- Text excerpt -
_ _ _

If it's your first year in business, your experience in estimating taxes will be understandably limited. If paid over $1000 in income taxes in 2008 and are filing Schedule C for the first time in 2009, the easiest approach is to make the four regular payments based on 90% of your 2008 taxes. But if you made really good money as an employee the previous year and expect relatively little income your first year in business, it's probably worth going through the whole 1040-ES estimation process to get a lower payment and conserve cash. But read through pages linked in the sidebar for a basic understanding of the factors that will go into the estimate.
I've run a home business as a sole proprietor for the last 17 years running and have never been penalized for underpaying, despite the fact that I don't remember the last time I actually went through the 1040-ES estimate. In fact, I often guess my Federal tax liability within a couple tens of dollars (within one tenth of one percent), and the other safe harbor provision is that you won't face a penalty as long as your underpayment is less than 10% of the total. I suspect the standard 10% error band is where they got the 2009 safe harbor amount of 90% of the previous year or actual year taxes. In previous years, the safe harbor provision was that if you made estimated tax payments of 110% of the previous year taxes, you couldn't be penalized, so the drop to 90% is a pretty big deal. The key to properly estimating your taxes is having been in business the prior year and being aware of what's changed. It's not as simple as saying, "Well, I grossed $25,000 last year and it looks like I'm going to gross $50,000 this year, so I'll double my estimated payments," because your marginal tax rate will have jumped from 10% or 15% to 25% on a chunk of that income. But by doing your taxes yourself, you'll become reflexively aware of the factors involved and find you can estimate your taxes in your head with a high degree of accuracy.

_ _ _

Region and label listings

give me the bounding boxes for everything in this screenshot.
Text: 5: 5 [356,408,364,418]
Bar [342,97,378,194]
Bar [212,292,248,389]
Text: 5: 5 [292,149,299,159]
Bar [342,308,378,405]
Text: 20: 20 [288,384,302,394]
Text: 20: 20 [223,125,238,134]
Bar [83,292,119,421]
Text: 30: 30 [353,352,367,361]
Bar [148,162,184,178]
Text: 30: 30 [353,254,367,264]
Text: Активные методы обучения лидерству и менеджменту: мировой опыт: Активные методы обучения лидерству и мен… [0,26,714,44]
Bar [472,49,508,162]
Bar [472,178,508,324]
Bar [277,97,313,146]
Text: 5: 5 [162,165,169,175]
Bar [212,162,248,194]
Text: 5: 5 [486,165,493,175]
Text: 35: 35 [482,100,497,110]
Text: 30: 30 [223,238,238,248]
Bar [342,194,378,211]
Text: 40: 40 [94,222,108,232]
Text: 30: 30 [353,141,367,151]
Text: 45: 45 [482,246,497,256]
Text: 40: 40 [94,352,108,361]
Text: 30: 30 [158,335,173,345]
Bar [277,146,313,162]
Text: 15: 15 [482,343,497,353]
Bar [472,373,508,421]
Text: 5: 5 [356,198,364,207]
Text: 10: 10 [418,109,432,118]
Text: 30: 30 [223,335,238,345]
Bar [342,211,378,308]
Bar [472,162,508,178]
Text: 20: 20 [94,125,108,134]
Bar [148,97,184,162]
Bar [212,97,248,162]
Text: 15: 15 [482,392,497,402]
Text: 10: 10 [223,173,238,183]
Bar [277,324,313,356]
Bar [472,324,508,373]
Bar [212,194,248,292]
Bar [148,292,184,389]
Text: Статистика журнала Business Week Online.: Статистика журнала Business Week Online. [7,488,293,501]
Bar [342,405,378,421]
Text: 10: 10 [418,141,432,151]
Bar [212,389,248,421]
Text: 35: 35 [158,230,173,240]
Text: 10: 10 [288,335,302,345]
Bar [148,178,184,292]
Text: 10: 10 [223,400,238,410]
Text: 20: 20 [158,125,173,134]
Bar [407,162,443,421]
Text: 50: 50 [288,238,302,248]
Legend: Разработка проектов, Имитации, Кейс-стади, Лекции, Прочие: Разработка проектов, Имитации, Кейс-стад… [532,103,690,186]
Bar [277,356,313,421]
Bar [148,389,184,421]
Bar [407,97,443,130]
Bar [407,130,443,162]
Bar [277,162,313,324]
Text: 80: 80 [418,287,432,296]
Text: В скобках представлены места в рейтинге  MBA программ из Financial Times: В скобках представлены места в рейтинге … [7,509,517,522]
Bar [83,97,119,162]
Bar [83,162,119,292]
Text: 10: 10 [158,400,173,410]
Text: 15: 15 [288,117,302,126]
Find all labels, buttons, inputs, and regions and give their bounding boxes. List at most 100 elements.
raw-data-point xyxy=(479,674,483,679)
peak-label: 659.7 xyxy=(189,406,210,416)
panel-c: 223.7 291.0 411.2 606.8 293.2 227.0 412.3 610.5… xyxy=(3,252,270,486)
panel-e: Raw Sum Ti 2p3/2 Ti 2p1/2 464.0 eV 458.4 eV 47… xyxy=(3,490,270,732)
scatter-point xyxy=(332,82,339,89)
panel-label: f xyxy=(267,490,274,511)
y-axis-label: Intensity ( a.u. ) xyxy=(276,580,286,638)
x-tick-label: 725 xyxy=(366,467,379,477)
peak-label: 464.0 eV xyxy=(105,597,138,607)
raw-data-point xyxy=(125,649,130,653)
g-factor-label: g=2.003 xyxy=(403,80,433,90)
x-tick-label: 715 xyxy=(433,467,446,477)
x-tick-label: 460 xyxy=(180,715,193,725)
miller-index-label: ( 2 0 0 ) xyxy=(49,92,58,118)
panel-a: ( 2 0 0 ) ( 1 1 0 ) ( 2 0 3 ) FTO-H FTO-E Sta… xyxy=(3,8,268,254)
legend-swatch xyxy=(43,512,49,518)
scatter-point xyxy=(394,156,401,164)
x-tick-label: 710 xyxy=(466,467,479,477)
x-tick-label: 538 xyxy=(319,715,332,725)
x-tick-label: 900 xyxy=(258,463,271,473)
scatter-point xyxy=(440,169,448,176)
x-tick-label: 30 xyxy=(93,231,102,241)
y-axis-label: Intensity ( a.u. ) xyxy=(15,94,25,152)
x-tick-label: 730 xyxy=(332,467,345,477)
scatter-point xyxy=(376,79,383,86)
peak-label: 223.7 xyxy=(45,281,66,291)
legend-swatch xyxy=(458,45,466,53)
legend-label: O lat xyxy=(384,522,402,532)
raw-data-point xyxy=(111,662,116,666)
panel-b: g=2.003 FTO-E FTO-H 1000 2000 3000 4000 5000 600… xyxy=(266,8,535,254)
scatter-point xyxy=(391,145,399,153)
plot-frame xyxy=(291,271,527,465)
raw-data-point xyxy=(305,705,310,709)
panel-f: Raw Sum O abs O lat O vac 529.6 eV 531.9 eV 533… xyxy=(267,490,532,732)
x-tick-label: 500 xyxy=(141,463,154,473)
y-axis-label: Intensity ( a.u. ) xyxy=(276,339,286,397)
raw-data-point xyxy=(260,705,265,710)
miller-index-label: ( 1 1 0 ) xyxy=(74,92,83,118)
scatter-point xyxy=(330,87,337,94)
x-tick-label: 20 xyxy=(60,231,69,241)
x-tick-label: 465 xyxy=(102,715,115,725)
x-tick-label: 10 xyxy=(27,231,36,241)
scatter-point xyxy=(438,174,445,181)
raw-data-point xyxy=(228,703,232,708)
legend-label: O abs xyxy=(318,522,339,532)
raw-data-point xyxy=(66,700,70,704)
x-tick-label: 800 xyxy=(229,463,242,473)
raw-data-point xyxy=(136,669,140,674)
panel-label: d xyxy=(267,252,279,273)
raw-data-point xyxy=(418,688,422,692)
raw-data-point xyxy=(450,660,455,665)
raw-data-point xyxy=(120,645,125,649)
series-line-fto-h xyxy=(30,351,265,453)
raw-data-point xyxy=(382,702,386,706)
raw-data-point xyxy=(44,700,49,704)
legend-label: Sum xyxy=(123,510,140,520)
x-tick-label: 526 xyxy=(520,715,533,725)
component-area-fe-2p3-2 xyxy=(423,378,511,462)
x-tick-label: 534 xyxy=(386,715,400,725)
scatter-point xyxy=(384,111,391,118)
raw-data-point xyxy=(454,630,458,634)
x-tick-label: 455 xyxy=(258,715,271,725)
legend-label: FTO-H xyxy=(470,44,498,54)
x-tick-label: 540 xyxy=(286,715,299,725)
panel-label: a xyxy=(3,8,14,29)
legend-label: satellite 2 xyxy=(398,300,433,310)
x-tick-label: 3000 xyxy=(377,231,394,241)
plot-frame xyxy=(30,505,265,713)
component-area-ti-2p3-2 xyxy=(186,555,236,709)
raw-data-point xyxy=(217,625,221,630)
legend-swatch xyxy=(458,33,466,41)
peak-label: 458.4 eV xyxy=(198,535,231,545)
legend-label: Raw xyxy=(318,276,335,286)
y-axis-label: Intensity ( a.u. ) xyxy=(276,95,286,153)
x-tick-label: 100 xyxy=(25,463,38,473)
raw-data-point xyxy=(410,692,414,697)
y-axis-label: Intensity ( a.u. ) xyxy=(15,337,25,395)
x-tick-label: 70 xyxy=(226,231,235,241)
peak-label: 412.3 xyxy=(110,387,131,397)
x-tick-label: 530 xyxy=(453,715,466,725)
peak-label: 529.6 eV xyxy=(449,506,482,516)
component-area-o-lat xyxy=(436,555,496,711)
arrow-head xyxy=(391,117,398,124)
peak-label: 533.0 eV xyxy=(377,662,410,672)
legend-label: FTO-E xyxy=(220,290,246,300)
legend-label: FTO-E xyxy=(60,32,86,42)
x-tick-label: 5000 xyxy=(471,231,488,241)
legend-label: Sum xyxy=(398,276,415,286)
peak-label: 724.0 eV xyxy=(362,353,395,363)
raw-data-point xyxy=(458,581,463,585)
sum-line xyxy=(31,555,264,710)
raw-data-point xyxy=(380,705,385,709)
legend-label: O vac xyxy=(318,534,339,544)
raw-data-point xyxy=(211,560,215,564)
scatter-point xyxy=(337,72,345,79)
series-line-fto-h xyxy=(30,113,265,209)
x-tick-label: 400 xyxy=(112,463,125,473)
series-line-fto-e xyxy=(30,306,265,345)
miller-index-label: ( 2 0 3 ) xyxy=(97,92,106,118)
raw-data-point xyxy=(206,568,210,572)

_ _ _

Continue the text on estimating quarterly taxes for a home business, starting after its last sentence.

- Result of this task -
You'll never master tax planning for your home business unless you file your own taxes at least once, and preferably, for several years. And it's far more educational to file your taxes by hand, using the paper forms, than to utilize an interview-style computer program. If you are filing for the first time and terrified of making mistakes, then first take the time to fill out the forms and complete the worksheets on paper, then use a computer program. You'll be amazed how much you learn, and when you talk to friends who have businesses of their own, you'll be even more amazed to find out how little they understand about tax planning themselves. Most small businessmen I know don't really have a clue how taxes work, just a foggy idea that the more they spend on the business, the less they'll pay in taxes. There's simply no relation between building a small business for income or sale, and spending money on business toys to lower your tax rate. You could do worse than to skim through the whole collection of tax pages on this site just to get an overview.
The first estimated tax payment is due on April 15th, after which there's just a two month break to the second payment on June 15th, three months to the third payment on September 15th, and then four months to the final payment on January 15th. If you don't have any income before April 1st, you can skip the April 15th payment, and the same two week buffer holds through the year, ie, nothing before June 1st, no June 15th payment, etc. Otherwise, an individual starting a business in the middle of the summer would be liable for quarterly payments from before the business existed, which would be an impossible tax planning challenge:-)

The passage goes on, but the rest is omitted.